**Requirement:** Copy each line holding the string "label".

★ ★ ★

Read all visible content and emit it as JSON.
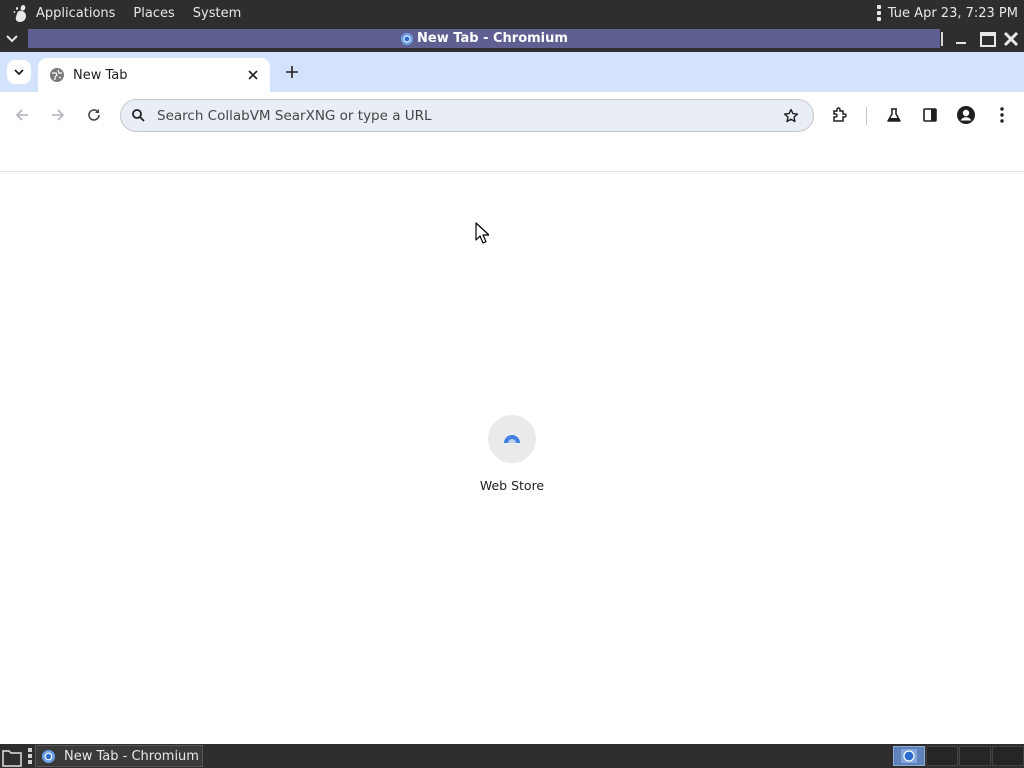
{
  "top_panel": {
    "menus": [
      "Applications",
      "Places",
      "System"
    ],
    "clock": "Tue Apr 23,  7:23 PM",
    "icons": [
      "gnome-foot-icon",
      "panel-handle-icon"
    ]
  },
  "window": {
    "title": "New Tab - Chromium",
    "accent": "#5f5f92"
  },
  "browser": {
    "tab": {
      "title": "New Tab"
    },
    "omnibox": {
      "placeholder": "Search CollabVM SearXNG or type a URL"
    },
    "toolbar_icons": [
      "back-icon",
      "forward-icon",
      "reload-icon",
      "extensions-icon",
      "labs-icon",
      "side-panel-icon",
      "profile-icon",
      "more-menu-icon"
    ],
    "tab_strip_color": "#d3e3fd"
  },
  "new_tab_page": {
    "shortcuts": [
      {
        "label": "Web Store"
      }
    ]
  },
  "taskbar": {
    "task": {
      "label": "New Tab - Chromium"
    }
  }
}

★ ★ ★

**Answer to this task:**
        "label": "Web Store"
      "label": "New Tab - Chromium"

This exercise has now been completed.